▶ [Task statement]: Write the entries out again exactly as they stand, but without the pictures.

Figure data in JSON
-- START --
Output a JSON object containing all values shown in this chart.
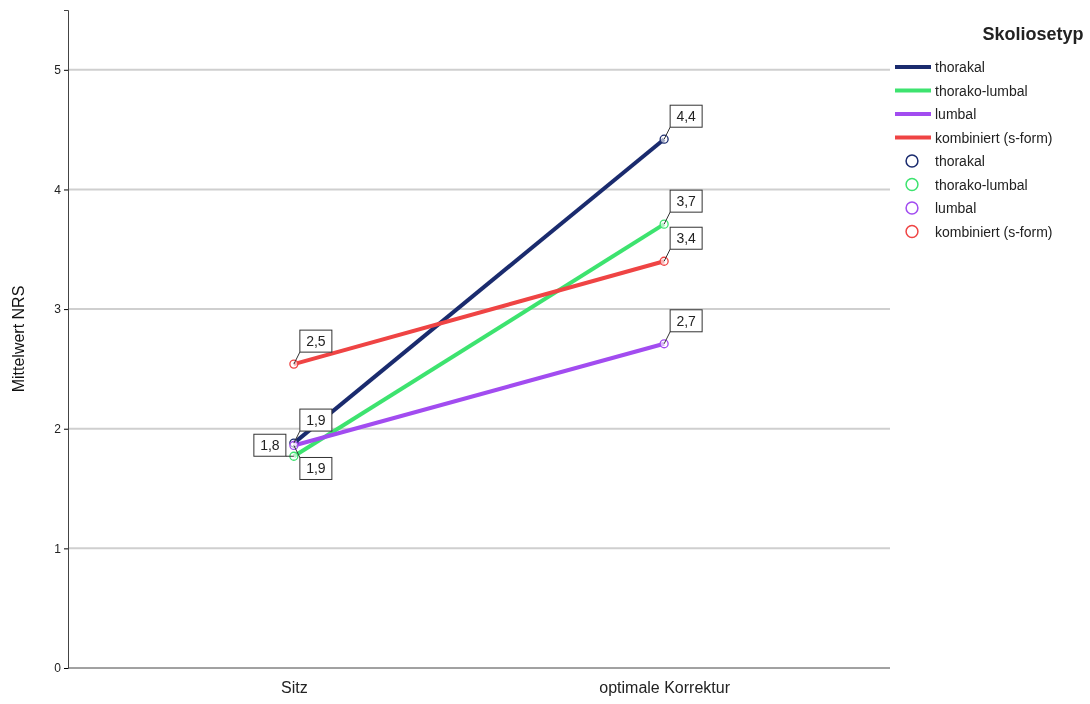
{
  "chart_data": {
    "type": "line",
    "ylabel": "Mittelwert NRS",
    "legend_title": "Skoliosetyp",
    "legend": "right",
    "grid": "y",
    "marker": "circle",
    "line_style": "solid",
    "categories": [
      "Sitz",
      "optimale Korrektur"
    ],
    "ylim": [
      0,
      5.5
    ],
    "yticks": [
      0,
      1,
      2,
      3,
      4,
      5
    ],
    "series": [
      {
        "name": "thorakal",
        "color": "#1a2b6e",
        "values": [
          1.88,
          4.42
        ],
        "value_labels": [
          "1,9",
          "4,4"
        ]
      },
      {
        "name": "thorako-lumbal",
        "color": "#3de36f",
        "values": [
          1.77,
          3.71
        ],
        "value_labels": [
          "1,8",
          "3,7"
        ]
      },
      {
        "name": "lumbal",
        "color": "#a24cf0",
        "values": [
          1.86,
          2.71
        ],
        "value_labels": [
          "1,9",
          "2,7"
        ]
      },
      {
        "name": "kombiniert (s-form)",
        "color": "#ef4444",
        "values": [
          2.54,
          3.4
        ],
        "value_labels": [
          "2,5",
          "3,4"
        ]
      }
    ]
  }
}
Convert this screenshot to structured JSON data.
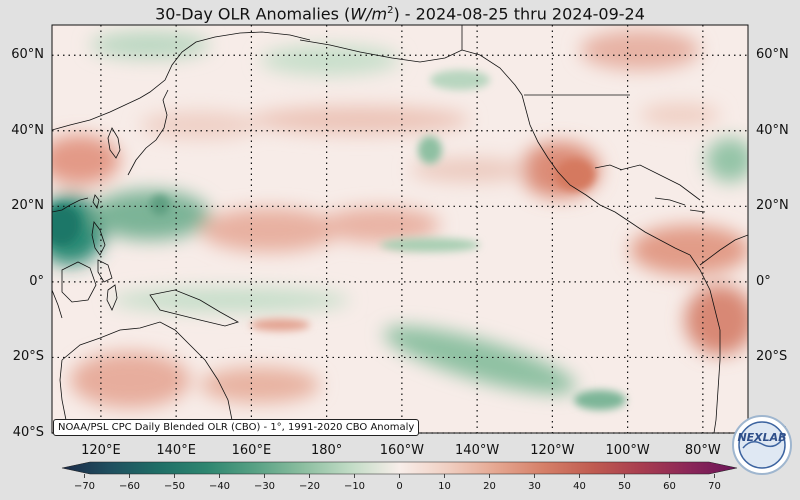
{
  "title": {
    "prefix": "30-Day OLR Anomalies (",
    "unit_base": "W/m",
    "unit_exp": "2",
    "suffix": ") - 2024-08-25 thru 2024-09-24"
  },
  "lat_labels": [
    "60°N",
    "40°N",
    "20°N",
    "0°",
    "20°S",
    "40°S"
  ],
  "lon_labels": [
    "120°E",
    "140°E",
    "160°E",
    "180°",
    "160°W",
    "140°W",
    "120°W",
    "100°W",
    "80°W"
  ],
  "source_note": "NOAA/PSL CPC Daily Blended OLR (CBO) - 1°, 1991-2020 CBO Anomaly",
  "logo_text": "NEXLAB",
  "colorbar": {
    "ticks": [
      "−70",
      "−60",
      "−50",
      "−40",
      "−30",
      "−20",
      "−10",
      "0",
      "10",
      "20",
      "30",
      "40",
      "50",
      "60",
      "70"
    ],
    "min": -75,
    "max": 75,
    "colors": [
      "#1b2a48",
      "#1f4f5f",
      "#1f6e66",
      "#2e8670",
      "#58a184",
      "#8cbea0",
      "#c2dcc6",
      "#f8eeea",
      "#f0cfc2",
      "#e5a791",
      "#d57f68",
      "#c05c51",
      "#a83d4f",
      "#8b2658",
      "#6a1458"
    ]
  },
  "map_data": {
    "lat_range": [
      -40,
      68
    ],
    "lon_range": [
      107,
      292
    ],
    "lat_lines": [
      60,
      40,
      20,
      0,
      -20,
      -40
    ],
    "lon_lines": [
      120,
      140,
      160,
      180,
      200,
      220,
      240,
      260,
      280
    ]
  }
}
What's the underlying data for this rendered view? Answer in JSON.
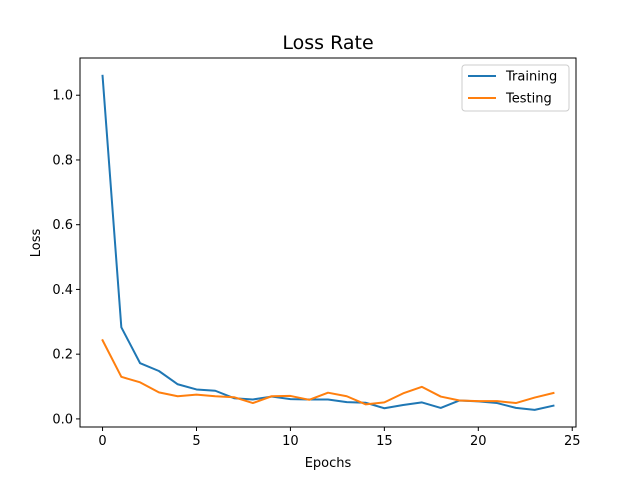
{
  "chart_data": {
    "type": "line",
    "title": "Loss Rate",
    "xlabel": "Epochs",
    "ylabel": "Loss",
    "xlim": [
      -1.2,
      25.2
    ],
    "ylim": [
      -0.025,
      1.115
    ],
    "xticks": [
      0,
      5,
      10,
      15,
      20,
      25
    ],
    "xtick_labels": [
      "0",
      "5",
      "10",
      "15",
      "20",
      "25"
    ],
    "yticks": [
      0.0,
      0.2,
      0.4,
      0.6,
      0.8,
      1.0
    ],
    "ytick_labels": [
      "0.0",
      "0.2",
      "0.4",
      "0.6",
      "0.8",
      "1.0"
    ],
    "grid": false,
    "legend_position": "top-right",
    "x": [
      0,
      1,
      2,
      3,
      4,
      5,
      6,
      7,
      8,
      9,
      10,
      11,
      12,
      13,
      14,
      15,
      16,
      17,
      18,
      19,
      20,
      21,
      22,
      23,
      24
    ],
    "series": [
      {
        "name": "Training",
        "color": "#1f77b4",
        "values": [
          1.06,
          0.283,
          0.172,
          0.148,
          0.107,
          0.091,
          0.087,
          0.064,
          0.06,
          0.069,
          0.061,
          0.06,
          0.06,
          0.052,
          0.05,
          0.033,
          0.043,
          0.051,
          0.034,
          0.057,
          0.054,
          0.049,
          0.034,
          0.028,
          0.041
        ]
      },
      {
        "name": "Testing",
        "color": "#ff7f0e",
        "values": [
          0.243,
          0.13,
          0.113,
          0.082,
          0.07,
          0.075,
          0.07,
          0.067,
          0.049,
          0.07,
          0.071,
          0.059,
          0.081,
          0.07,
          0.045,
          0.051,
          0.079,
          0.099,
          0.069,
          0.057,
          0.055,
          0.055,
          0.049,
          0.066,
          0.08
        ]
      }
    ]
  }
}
-- END --
▶ [Finished exercise]:
Output a JSON object containing all values shown in this chart.
{
  "chart_data": {
    "type": "line",
    "ylabel": "Mittelwert NRS",
    "legend_title": "Skoliosetyp",
    "legend": "right",
    "grid": "y",
    "marker": "circle",
    "line_style": "solid",
    "categories": [
      "Sitz",
      "optimale Korrektur"
    ],
    "ylim": [
      0,
      5.5
    ],
    "yticks": [
      0,
      1,
      2,
      3,
      4,
      5
    ],
    "series": [
      {
        "name": "thorakal",
        "color": "#1a2b6e",
        "values": [
          1.88,
          4.42
        ],
        "value_labels": [
          "1,9",
          "4,4"
        ]
      },
      {
        "name": "thorako-lumbal",
        "color": "#3de36f",
        "values": [
          1.77,
          3.71
        ],
        "value_labels": [
          "1,8",
          "3,7"
        ]
      },
      {
        "name": "lumbal",
        "color": "#a24cf0",
        "values": [
          1.86,
          2.71
        ],
        "value_labels": [
          "1,9",
          "2,7"
        ]
      },
      {
        "name": "kombiniert (s-form)",
        "color": "#ef4444",
        "values": [
          2.54,
          3.4
        ],
        "value_labels": [
          "2,5",
          "3,4"
        ]
      }
    ]
  }
}
Convert this screenshot to structured JSON data.
{
  "title": {
    "prefix": "30-Day OLR Anomalies (",
    "unit_base": "W/m",
    "unit_exp": "2",
    "suffix": ") - 2024-08-25 thru 2024-09-24"
  },
  "lat_labels": [
    "60°N",
    "40°N",
    "20°N",
    "0°",
    "20°S",
    "40°S"
  ],
  "lon_labels": [
    "120°E",
    "140°E",
    "160°E",
    "180°",
    "160°W",
    "140°W",
    "120°W",
    "100°W",
    "80°W"
  ],
  "source_note": "NOAA/PSL CPC Daily Blended OLR (CBO) - 1°, 1991-2020 CBO Anomaly",
  "logo_text": "NEXLAB",
  "colorbar": {
    "ticks": [
      "−70",
      "−60",
      "−50",
      "−40",
      "−30",
      "−20",
      "−10",
      "0",
      "10",
      "20",
      "30",
      "40",
      "50",
      "60",
      "70"
    ],
    "min": -75,
    "max": 75,
    "colors": [
      "#1b2a48",
      "#1f4f5f",
      "#1f6e66",
      "#2e8670",
      "#58a184",
      "#8cbea0",
      "#c2dcc6",
      "#f8eeea",
      "#f0cfc2",
      "#e5a791",
      "#d57f68",
      "#c05c51",
      "#a83d4f",
      "#8b2658",
      "#6a1458"
    ]
  },
  "map_data": {
    "lat_range": [
      -40,
      68
    ],
    "lon_range": [
      107,
      292
    ],
    "lat_lines": [
      60,
      40,
      20,
      0,
      -20,
      -40
    ],
    "lon_lines": [
      120,
      140,
      160,
      180,
      200,
      220,
      240,
      260,
      280
    ]
  }
}
What's the underlying data for this rendered view? Answer in JSON.
{
  "chart_data": {
    "type": "line",
    "title": "Loss Rate",
    "xlabel": "Epochs",
    "ylabel": "Loss",
    "xlim": [
      -1.2,
      25.2
    ],
    "ylim": [
      -0.025,
      1.115
    ],
    "xticks": [
      0,
      5,
      10,
      15,
      20,
      25
    ],
    "xtick_labels": [
      "0",
      "5",
      "10",
      "15",
      "20",
      "25"
    ],
    "yticks": [
      0.0,
      0.2,
      0.4,
      0.6,
      0.8,
      1.0
    ],
    "ytick_labels": [
      "0.0",
      "0.2",
      "0.4",
      "0.6",
      "0.8",
      "1.0"
    ],
    "grid": false,
    "legend_position": "top-right",
    "x": [
      0,
      1,
      2,
      3,
      4,
      5,
      6,
      7,
      8,
      9,
      10,
      11,
      12,
      13,
      14,
      15,
      16,
      17,
      18,
      19,
      20,
      21,
      22,
      23,
      24
    ],
    "series": [
      {
        "name": "Training",
        "color": "#1f77b4",
        "values": [
          1.06,
          0.283,
          0.172,
          0.148,
          0.107,
          0.091,
          0.087,
          0.064,
          0.06,
          0.069,
          0.061,
          0.06,
          0.06,
          0.052,
          0.05,
          0.033,
          0.043,
          0.051,
          0.034,
          0.057,
          0.054,
          0.049,
          0.034,
          0.028,
          0.041
        ]
      },
      {
        "name": "Testing",
        "color": "#ff7f0e",
        "values": [
          0.243,
          0.13,
          0.113,
          0.082,
          0.07,
          0.075,
          0.07,
          0.067,
          0.049,
          0.07,
          0.071,
          0.059,
          0.081,
          0.07,
          0.045,
          0.051,
          0.079,
          0.099,
          0.069,
          0.057,
          0.055,
          0.055,
          0.049,
          0.066,
          0.08
        ]
      }
    ]
  }
}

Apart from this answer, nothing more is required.